---------- ENTRIES SHOWN ----------

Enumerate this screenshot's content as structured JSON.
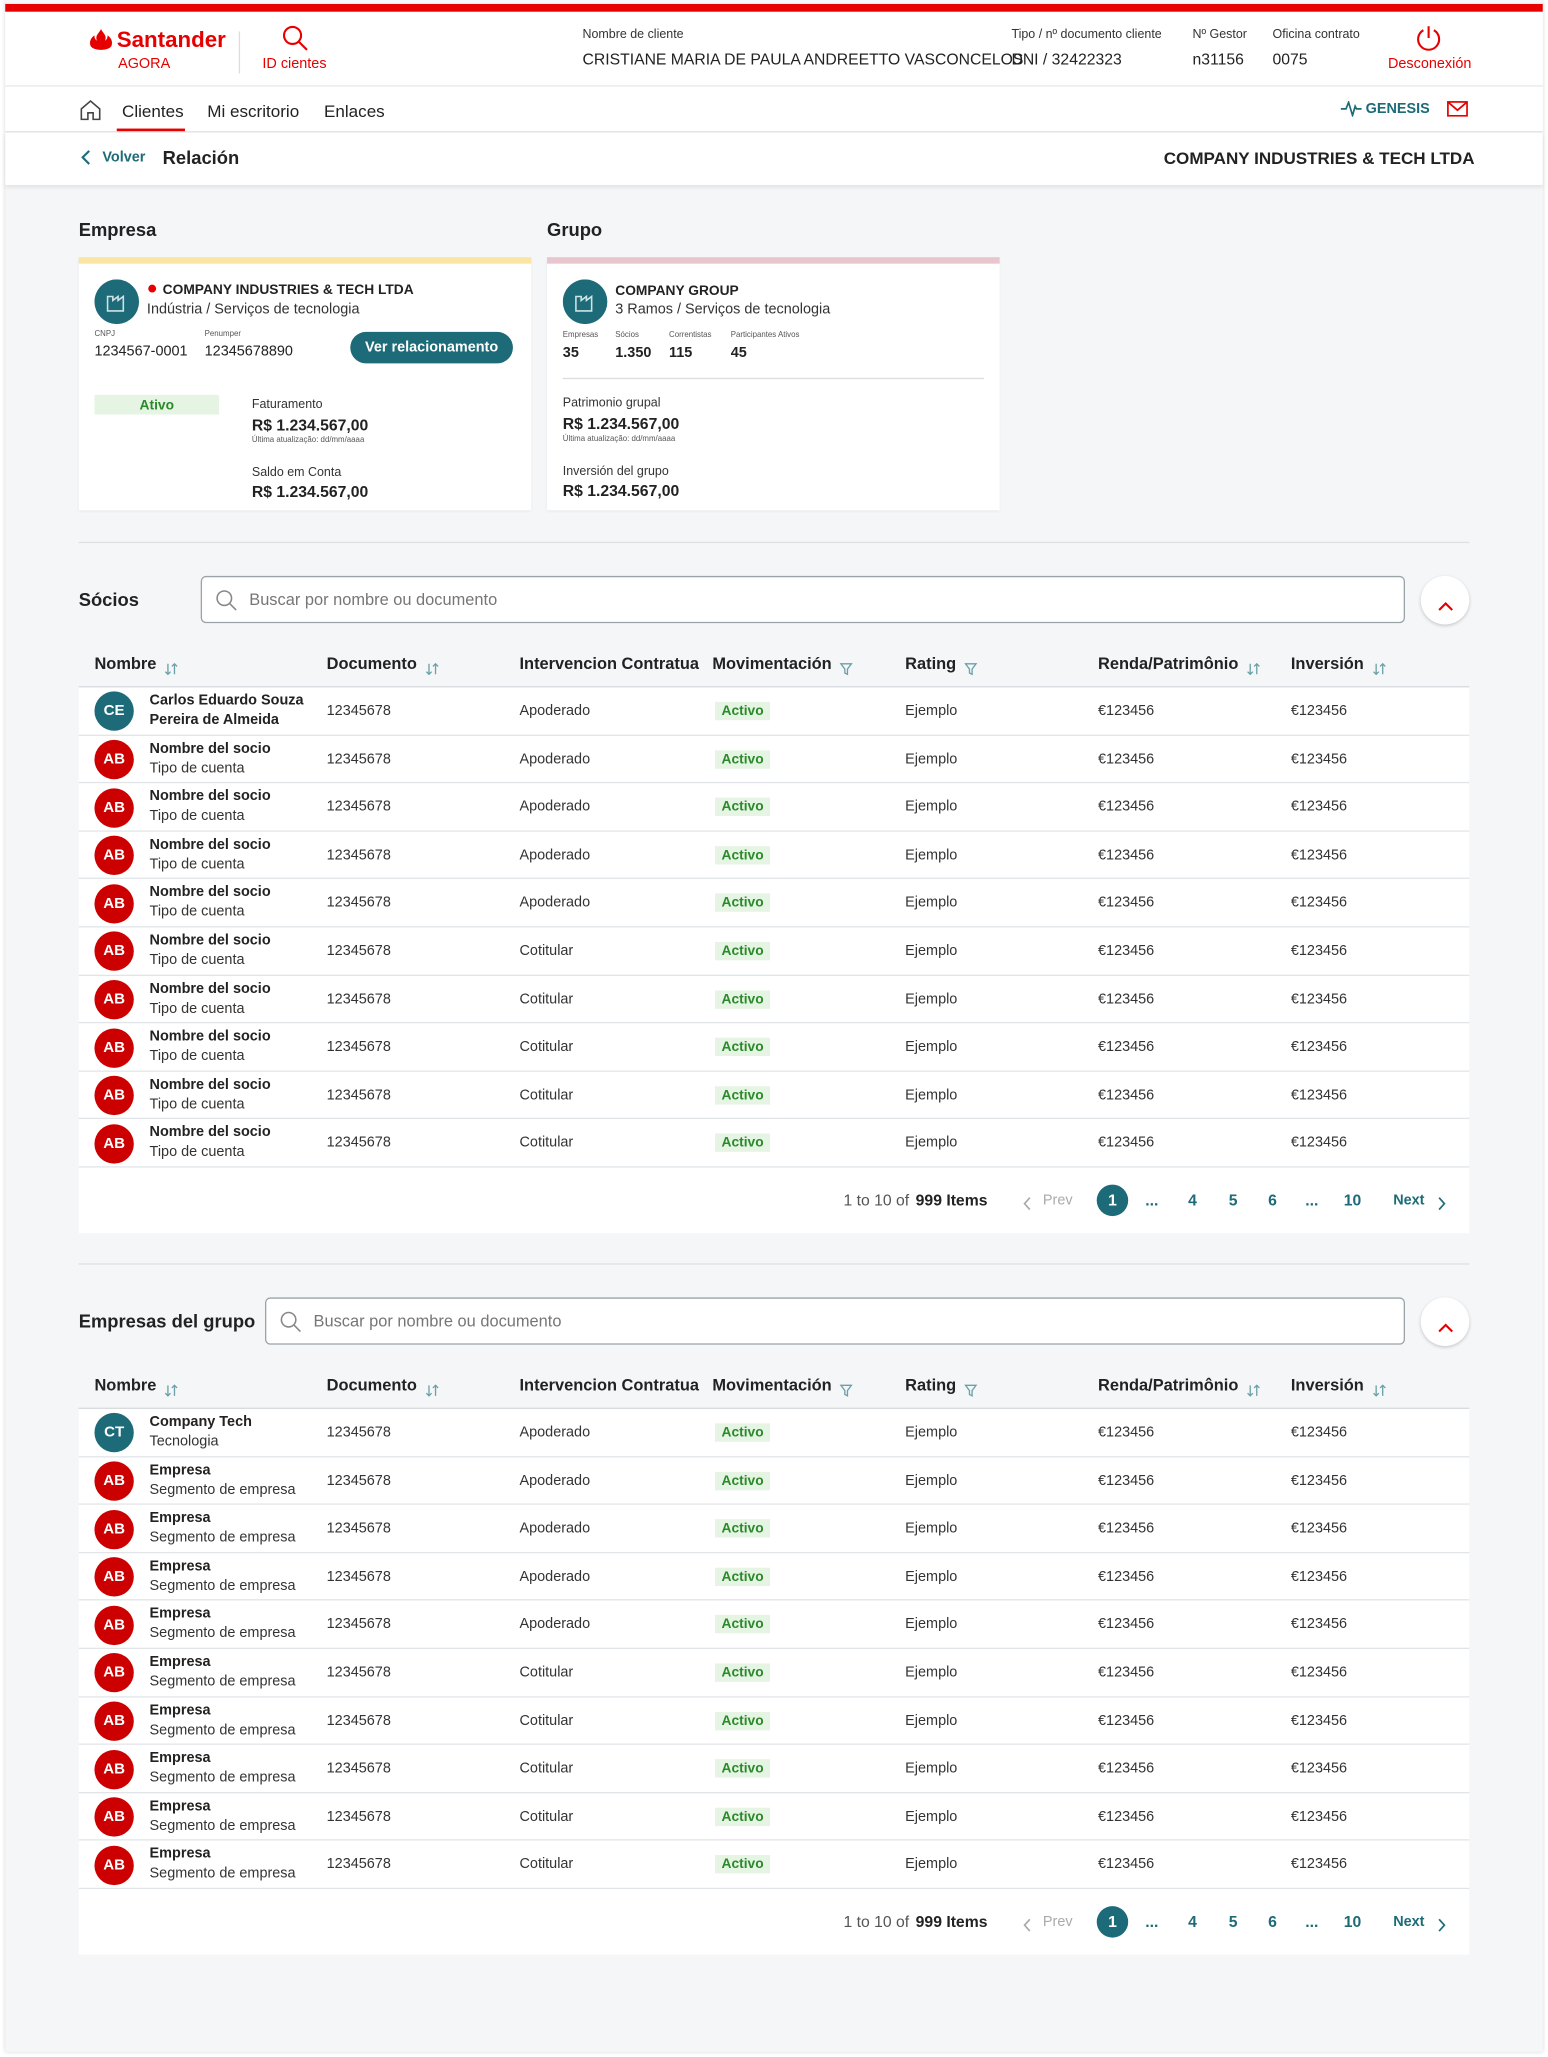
{
  "header": {
    "brand": "Santander",
    "brand_sub": "AGORA",
    "id_clients": "ID cientes",
    "client_name_label": "Nombre de cliente",
    "client_name": "CRISTIANE MARIA DE PAULA ANDREETTO VASCONCELOS",
    "doc_label": "Tipo / nº documento cliente",
    "doc": "DNI / 32422323",
    "gestor_label": "Nº Gestor",
    "gestor": "n31156",
    "oficina_label": "Oficina contrato",
    "oficina": "0075",
    "logout": "Desconexión"
  },
  "nav": {
    "items": [
      "Clientes",
      "Mi escritorio",
      "Enlaces"
    ],
    "genesis": "GENESIS"
  },
  "subheader": {
    "back": "Volver",
    "title": "Relación",
    "company": "COMPANY INDUSTRIES & TECH LTDA"
  },
  "empresa": {
    "section": "Empresa",
    "name": "COMPANY INDUSTRIES & TECH LTDA",
    "sector": "Indústria / Serviços de tecnologia",
    "cnpj_label": "CNPJ",
    "cnpj": "1234567-0001",
    "penumper_label": "Penumper",
    "penumper": "12345678890",
    "button": "Ver relacionamento",
    "status": "Ativo",
    "faturamento_label": "Faturamento",
    "faturamento": "R$ 1.234.567,00",
    "updated": "Última atualização: dd/mm/aaaa",
    "saldo_label": "Saldo em Conta",
    "saldo": "R$ 1.234.567,00"
  },
  "grupo": {
    "section": "Grupo",
    "name": "COMPANY GROUP",
    "sub": "3 Ramos / Serviços de tecnologia",
    "stats": [
      {
        "label": "Empresas",
        "value": "35"
      },
      {
        "label": "Sócios",
        "value": "1.350"
      },
      {
        "label": "Correntistas",
        "value": "115"
      },
      {
        "label": "Participantes Ativos",
        "value": "45"
      }
    ],
    "patrimonio_label": "Patrimonio grupal",
    "patrimonio": "R$ 1.234.567,00",
    "updated": "Última atualização: dd/mm/aaaa",
    "inversion_label": "Inversión del grupo",
    "inversion": "R$ 1.234.567,00"
  },
  "socios": {
    "title": "Sócios",
    "search": "Buscar por nombre ou documento",
    "columns": [
      "Nombre",
      "Documento",
      "Intervencion Contratua",
      "Movimentación",
      "Rating",
      "Renda/Patrimônio",
      "Inversión"
    ],
    "rows": [
      {
        "initials": "CE",
        "avatar_color": "#1d6b78",
        "name": "Carlos Eduardo Souza Pereira de Almeida",
        "sub": null,
        "documento": "12345678",
        "intervencion": "Apoderado",
        "movimentacion": "Activo",
        "rating": "Ejemplo",
        "renda": "€123456",
        "inversion": "€123456"
      },
      {
        "initials": "AB",
        "avatar_color": "#cc0000",
        "name": "Nombre del socio",
        "sub": "Tipo de cuenta",
        "documento": "12345678",
        "intervencion": "Apoderado",
        "movimentacion": "Activo",
        "rating": "Ejemplo",
        "renda": "€123456",
        "inversion": "€123456"
      },
      {
        "initials": "AB",
        "avatar_color": "#cc0000",
        "name": "Nombre del socio",
        "sub": "Tipo de cuenta",
        "documento": "12345678",
        "intervencion": "Apoderado",
        "movimentacion": "Activo",
        "rating": "Ejemplo",
        "renda": "€123456",
        "inversion": "€123456"
      },
      {
        "initials": "AB",
        "avatar_color": "#cc0000",
        "name": "Nombre del socio",
        "sub": "Tipo de cuenta",
        "documento": "12345678",
        "intervencion": "Apoderado",
        "movimentacion": "Activo",
        "rating": "Ejemplo",
        "renda": "€123456",
        "inversion": "€123456"
      },
      {
        "initials": "AB",
        "avatar_color": "#cc0000",
        "name": "Nombre del socio",
        "sub": "Tipo de cuenta",
        "documento": "12345678",
        "intervencion": "Apoderado",
        "movimentacion": "Activo",
        "rating": "Ejemplo",
        "renda": "€123456",
        "inversion": "€123456"
      },
      {
        "initials": "AB",
        "avatar_color": "#cc0000",
        "name": "Nombre del socio",
        "sub": "Tipo de cuenta",
        "documento": "12345678",
        "intervencion": "Cotitular",
        "movimentacion": "Activo",
        "rating": "Ejemplo",
        "renda": "€123456",
        "inversion": "€123456"
      },
      {
        "initials": "AB",
        "avatar_color": "#cc0000",
        "name": "Nombre del socio",
        "sub": "Tipo de cuenta",
        "documento": "12345678",
        "intervencion": "Cotitular",
        "movimentacion": "Activo",
        "rating": "Ejemplo",
        "renda": "€123456",
        "inversion": "€123456"
      },
      {
        "initials": "AB",
        "avatar_color": "#cc0000",
        "name": "Nombre del socio",
        "sub": "Tipo de cuenta",
        "documento": "12345678",
        "intervencion": "Cotitular",
        "movimentacion": "Activo",
        "rating": "Ejemplo",
        "renda": "€123456",
        "inversion": "€123456"
      },
      {
        "initials": "AB",
        "avatar_color": "#cc0000",
        "name": "Nombre del socio",
        "sub": "Tipo de cuenta",
        "documento": "12345678",
        "intervencion": "Cotitular",
        "movimentacion": "Activo",
        "rating": "Ejemplo",
        "renda": "€123456",
        "inversion": "€123456"
      },
      {
        "initials": "AB",
        "avatar_color": "#cc0000",
        "name": "Nombre del socio",
        "sub": "Tipo de cuenta",
        "documento": "12345678",
        "intervencion": "Cotitular",
        "movimentacion": "Activo",
        "rating": "Ejemplo",
        "renda": "€123456",
        "inversion": "€123456"
      }
    ],
    "pagination": {
      "range": "1 to 10 of",
      "total": "999 Items",
      "prev": "Prev",
      "pages": [
        "1",
        "...",
        "4",
        "5",
        "6",
        "...",
        "10"
      ],
      "next": "Next"
    }
  },
  "empresas": {
    "title": "Empresas del grupo",
    "search": "Buscar por nombre ou documento",
    "columns": [
      "Nombre",
      "Documento",
      "Intervencion Contratua",
      "Movimentación",
      "Rating",
      "Renda/Patrimônio",
      "Inversión"
    ],
    "rows": [
      {
        "initials": "CT",
        "avatar_color": "#1d6b78",
        "name": "Company Tech",
        "sub": "Tecnologia",
        "documento": "12345678",
        "intervencion": "Apoderado",
        "movimentacion": "Activo",
        "rating": "Ejemplo",
        "renda": "€123456",
        "inversion": "€123456"
      },
      {
        "initials": "AB",
        "avatar_color": "#cc0000",
        "name": "Empresa",
        "sub": "Segmento de empresa",
        "documento": "12345678",
        "intervencion": "Apoderado",
        "movimentacion": "Activo",
        "rating": "Ejemplo",
        "renda": "€123456",
        "inversion": "€123456"
      },
      {
        "initials": "AB",
        "avatar_color": "#cc0000",
        "name": "Empresa",
        "sub": "Segmento de empresa",
        "documento": "12345678",
        "intervencion": "Apoderado",
        "movimentacion": "Activo",
        "rating": "Ejemplo",
        "renda": "€123456",
        "inversion": "€123456"
      },
      {
        "initials": "AB",
        "avatar_color": "#cc0000",
        "name": "Empresa",
        "sub": "Segmento de empresa",
        "documento": "12345678",
        "intervencion": "Apoderado",
        "movimentacion": "Activo",
        "rating": "Ejemplo",
        "renda": "€123456",
        "inversion": "€123456"
      },
      {
        "initials": "AB",
        "avatar_color": "#cc0000",
        "name": "Empresa",
        "sub": "Segmento de empresa",
        "documento": "12345678",
        "intervencion": "Apoderado",
        "movimentacion": "Activo",
        "rating": "Ejemplo",
        "renda": "€123456",
        "inversion": "€123456"
      },
      {
        "initials": "AB",
        "avatar_color": "#cc0000",
        "name": "Empresa",
        "sub": "Segmento de empresa",
        "documento": "12345678",
        "intervencion": "Cotitular",
        "movimentacion": "Activo",
        "rating": "Ejemplo",
        "renda": "€123456",
        "inversion": "€123456"
      },
      {
        "initials": "AB",
        "avatar_color": "#cc0000",
        "name": "Empresa",
        "sub": "Segmento de empresa",
        "documento": "12345678",
        "intervencion": "Cotitular",
        "movimentacion": "Activo",
        "rating": "Ejemplo",
        "renda": "€123456",
        "inversion": "€123456"
      },
      {
        "initials": "AB",
        "avatar_color": "#cc0000",
        "name": "Empresa",
        "sub": "Segmento de empresa",
        "documento": "12345678",
        "intervencion": "Cotitular",
        "movimentacion": "Activo",
        "rating": "Ejemplo",
        "renda": "€123456",
        "inversion": "€123456"
      },
      {
        "initials": "AB",
        "avatar_color": "#cc0000",
        "name": "Empresa",
        "sub": "Segmento de empresa",
        "documento": "12345678",
        "intervencion": "Cotitular",
        "movimentacion": "Activo",
        "rating": "Ejemplo",
        "renda": "€123456",
        "inversion": "€123456"
      },
      {
        "initials": "AB",
        "avatar_color": "#cc0000",
        "name": "Empresa",
        "sub": "Segmento de empresa",
        "documento": "12345678",
        "intervencion": "Cotitular",
        "movimentacion": "Activo",
        "rating": "Ejemplo",
        "renda": "€123456",
        "inversion": "€123456"
      }
    ],
    "pagination": {
      "range": "1 to 10 of",
      "total": "999 Items",
      "prev": "Prev",
      "pages": [
        "1",
        "...",
        "4",
        "5",
        "6",
        "...",
        "10"
      ],
      "next": "Next"
    }
  }
}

----------

▶ REQUIREMENT: Count every line of the records above in which the string "value" appears. The number alone is to be given.

▶ REPLY: 4